● **Instructions for the task**
Report the number of lines that hold the string "this". Leave out any other text.

──────── Task material

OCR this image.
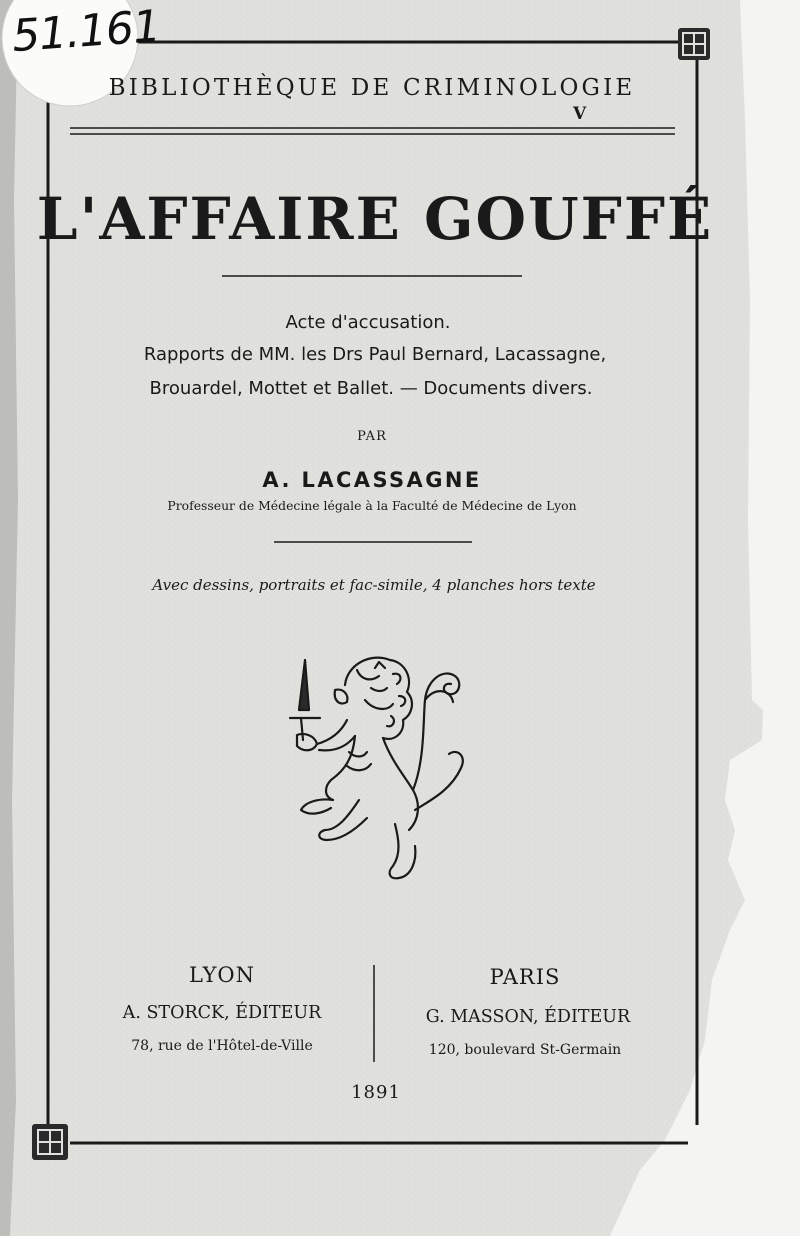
51.161
BIBLIOTHÈQUE DE CRIMINOLOGIE
V
L'AFFAIRE GOUFFÉ
Acte d'accusation.
Rapports de MM. les Drs Paul Bernard, Lacassagne,
Brouardel, Mottet et Ballet. — Documents divers.
PAR
A. LACASSAGNE
Professeur de Médecine légale à la Faculté de Médecine de Lyon
Avec dessins, portraits et fac-simile, 4 planches hors texte
LYON
A. STORCK, ÉDITEUR
78, rue de l'Hôtel-de-Ville
PARIS
G. MASSON, ÉDITEUR
120, boulevard St-Germain
1891
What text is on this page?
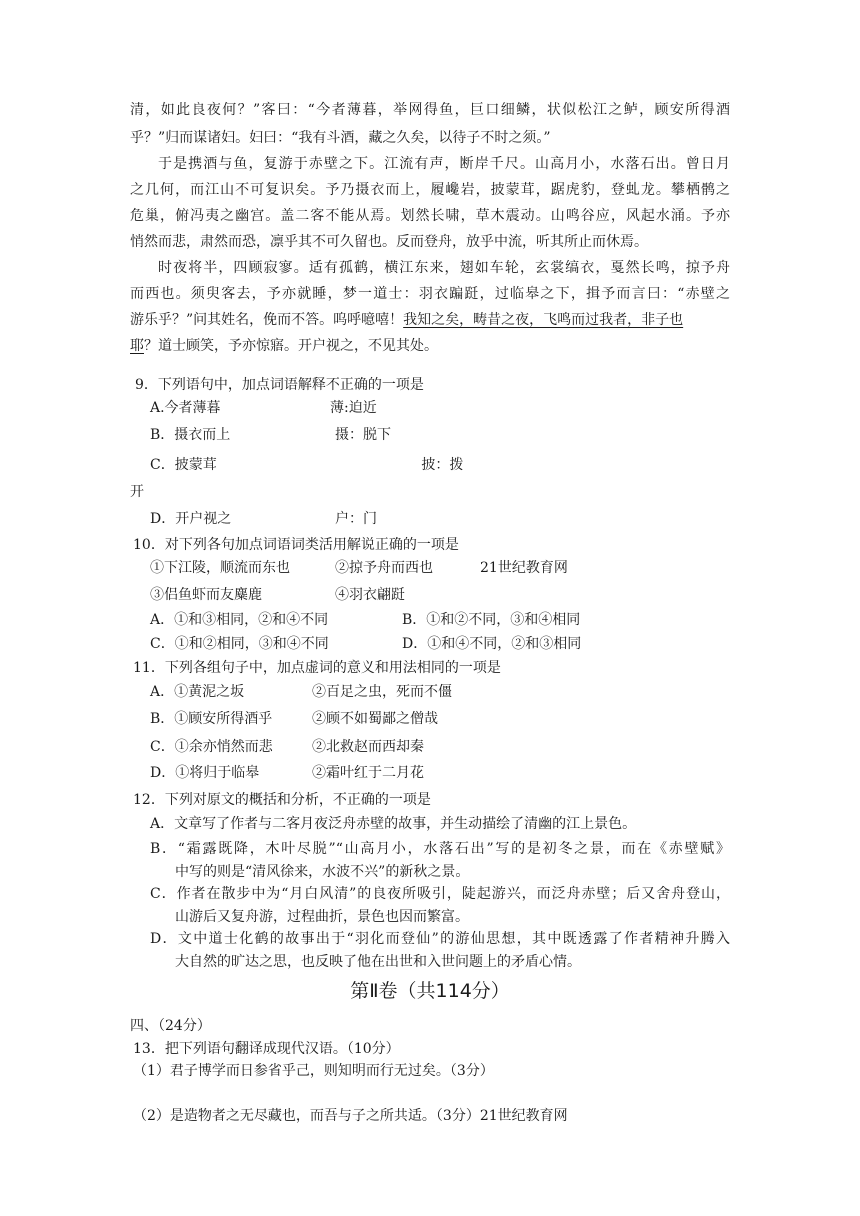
清，如此良夜何？”客曰：“今者薄暮，举网得鱼，巨口细鳞，状似松江之鲈，顾安所得酒
乎？”归而谋诸妇。妇曰：“我有斗酒，藏之久矣，以待子不时之须。”
于是携酒与鱼，复游于赤壁之下。江流有声，断岸千尺。山高月小，水落石出。曾日月
之几何，而江山不可复识矣。予乃摄衣而上，履巉岩，披蒙茸，踞虎豹，登虬龙。攀栖鹘之
危巢，俯冯夷之幽宫。盖二客不能从焉。划然长啸，草木震动。山鸣谷应，风起水涌。予亦
悄然而悲，肃然而恐，凛乎其不可久留也。反而登舟，放乎中流，听其所止而休焉。
时夜将半，四顾寂寥。适有孤鹤，横江东来，翅如车轮，玄裳缟衣，戛然长鸣，掠予舟
而西也。须臾客去，予亦就睡，梦一道士：羽衣蹁跹，过临皋之下，揖予而言曰：“赤壁之
游乐乎？”问其姓名，俛而不答。呜呼噫嘻！我知之矣，畴昔之夜，飞鸣而过我者，非子也
耶？道士顾笑，予亦惊寤。开户视之，不见其处。
9．下列语句中，加点词语解释不正确的一项是
A.今者薄暮	薄:迫近
B．摄衣而上	摄：脱下
C．披蒙茸                                              披：拨
开
D．开户视之	户：门
10．对下列各句加点词语词类活用解说正确的一项是
①下江陵，顺流而东也	②掠予舟而西也	21世纪教育网
③侣鱼虾而友麋鹿	④羽衣翩跹
A．①和③相同，②和④不同	B．①和②不同，③和④相同
C．①和②相同，③和④不同	D．①和④不同，②和③相同
11．下列各组句子中，加点虚词的意义和用法相同的一项是
A．①黄泥之坂	②百足之虫，死而不僵
B．①顾安所得酒乎	②顾不如蜀鄙之僧哉
C．①余亦悄然而悲	②北救赵而西却秦
D．①将归于临皋	②霜叶红于二月花
12．下列对原文的概括和分析，不正确的一项是
A．文章写了作者与二客月夜泛舟赤壁的故事，并生动描绘了清幽的江上景色。
B．“霜露既降，木叶尽脱”“山高月小，水落石出”写的是初冬之景，而在《赤壁赋》
中写的则是“清风徐来，水波不兴”的新秋之景。
C．作者在散步中为“月白风清”的良夜所吸引，陡起游兴，而泛舟赤壁；后又舍舟登山，
山游后又复舟游，过程曲折，景色也因而繁富。
D．文中道士化鹤的故事出于“羽化而登仙”的游仙思想，其中既透露了作者精神升腾入
大自然的旷达之思，也反映了他在出世和入世问题上的矛盾心情。
第Ⅱ卷（共114分）
四、（24分）
13．把下列语句翻译成现代汉语。（10分）
（1）君子博学而日参省乎己，则知明而行无过矣。（3分）
（2）是造物者之无尽藏也，而吾与子之所共适。（3分）21世纪教育网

────────────────

● **Reply to the task**
2